Dataset entries
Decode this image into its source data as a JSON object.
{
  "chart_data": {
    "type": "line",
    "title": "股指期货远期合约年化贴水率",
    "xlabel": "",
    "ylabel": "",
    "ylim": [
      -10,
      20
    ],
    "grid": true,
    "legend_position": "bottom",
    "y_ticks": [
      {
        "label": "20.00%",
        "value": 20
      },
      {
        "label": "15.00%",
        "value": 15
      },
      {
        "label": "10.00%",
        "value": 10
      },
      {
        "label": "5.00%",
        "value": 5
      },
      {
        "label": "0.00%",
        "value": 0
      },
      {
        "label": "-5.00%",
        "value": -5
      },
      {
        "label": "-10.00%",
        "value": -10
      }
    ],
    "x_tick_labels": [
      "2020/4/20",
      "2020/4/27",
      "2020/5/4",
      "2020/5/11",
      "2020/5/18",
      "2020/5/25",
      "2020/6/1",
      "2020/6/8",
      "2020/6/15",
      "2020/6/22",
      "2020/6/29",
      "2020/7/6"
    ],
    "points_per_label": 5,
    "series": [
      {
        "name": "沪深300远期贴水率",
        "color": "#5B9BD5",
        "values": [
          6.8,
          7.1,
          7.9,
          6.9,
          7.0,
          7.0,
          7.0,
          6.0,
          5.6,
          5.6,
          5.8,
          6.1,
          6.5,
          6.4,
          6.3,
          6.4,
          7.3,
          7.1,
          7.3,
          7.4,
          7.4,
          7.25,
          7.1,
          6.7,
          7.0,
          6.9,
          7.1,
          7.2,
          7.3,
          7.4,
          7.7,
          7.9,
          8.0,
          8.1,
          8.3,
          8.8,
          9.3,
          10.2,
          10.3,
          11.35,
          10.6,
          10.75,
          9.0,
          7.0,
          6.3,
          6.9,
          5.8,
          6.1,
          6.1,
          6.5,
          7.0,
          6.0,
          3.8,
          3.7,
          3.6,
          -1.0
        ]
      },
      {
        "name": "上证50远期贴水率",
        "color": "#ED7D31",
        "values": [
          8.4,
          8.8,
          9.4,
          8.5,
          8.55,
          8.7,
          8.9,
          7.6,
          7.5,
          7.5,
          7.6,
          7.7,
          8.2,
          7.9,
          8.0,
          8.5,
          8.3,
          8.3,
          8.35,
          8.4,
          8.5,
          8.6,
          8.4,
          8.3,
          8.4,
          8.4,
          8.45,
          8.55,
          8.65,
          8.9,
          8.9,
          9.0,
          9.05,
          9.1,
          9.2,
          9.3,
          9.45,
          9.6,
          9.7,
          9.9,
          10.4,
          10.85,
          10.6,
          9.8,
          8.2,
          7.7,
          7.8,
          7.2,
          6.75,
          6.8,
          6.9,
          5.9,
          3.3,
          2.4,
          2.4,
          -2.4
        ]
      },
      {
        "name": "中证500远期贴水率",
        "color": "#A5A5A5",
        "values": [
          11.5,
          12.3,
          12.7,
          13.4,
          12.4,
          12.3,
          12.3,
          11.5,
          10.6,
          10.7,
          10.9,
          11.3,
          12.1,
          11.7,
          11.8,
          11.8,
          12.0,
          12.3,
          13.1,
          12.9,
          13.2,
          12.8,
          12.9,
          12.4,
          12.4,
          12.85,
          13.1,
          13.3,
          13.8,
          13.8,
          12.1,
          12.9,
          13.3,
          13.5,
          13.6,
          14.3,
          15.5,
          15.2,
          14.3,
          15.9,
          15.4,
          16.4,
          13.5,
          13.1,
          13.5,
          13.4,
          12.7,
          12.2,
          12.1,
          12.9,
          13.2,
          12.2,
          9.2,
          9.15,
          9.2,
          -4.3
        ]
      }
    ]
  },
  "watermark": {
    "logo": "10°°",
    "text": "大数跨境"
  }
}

--

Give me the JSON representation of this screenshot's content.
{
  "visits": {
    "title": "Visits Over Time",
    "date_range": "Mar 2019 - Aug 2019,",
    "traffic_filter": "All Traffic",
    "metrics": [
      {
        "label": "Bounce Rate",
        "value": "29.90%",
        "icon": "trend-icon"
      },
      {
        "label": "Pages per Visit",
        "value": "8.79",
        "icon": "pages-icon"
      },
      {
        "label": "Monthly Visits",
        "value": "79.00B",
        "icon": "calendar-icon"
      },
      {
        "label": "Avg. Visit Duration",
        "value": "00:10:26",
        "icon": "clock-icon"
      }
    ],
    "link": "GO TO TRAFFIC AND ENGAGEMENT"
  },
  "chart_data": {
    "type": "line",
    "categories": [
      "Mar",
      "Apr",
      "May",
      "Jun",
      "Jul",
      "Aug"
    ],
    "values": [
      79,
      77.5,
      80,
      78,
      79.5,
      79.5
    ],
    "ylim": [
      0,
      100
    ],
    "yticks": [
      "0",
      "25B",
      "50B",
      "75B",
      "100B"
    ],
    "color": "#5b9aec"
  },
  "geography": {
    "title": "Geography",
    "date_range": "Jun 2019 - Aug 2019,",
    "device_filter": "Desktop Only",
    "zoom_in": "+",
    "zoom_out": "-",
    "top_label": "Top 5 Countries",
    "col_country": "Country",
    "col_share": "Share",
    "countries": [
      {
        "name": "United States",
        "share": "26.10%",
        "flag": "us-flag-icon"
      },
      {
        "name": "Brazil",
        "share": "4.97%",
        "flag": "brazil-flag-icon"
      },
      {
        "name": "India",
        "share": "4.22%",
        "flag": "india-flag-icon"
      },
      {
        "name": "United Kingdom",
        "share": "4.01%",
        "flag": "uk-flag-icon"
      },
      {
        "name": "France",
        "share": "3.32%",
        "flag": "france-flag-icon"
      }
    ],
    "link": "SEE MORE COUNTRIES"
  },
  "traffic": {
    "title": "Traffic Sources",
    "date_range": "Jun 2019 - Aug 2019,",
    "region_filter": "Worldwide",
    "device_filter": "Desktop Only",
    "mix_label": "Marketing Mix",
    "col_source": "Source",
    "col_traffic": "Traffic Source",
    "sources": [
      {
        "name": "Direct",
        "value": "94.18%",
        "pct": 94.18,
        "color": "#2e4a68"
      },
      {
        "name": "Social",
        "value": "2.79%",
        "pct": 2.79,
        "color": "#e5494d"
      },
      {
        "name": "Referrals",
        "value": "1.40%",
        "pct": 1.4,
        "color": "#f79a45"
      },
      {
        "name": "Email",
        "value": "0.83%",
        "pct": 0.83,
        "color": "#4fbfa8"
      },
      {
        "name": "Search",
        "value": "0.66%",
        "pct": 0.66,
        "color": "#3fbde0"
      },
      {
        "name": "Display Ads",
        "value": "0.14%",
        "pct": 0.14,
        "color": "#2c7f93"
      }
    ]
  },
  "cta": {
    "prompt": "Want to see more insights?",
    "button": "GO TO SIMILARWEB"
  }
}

EXERCISE GOAL -
Go over the entries above and say how many lines hold the string "color", with no other text.

THE COMPLETED TASK -
10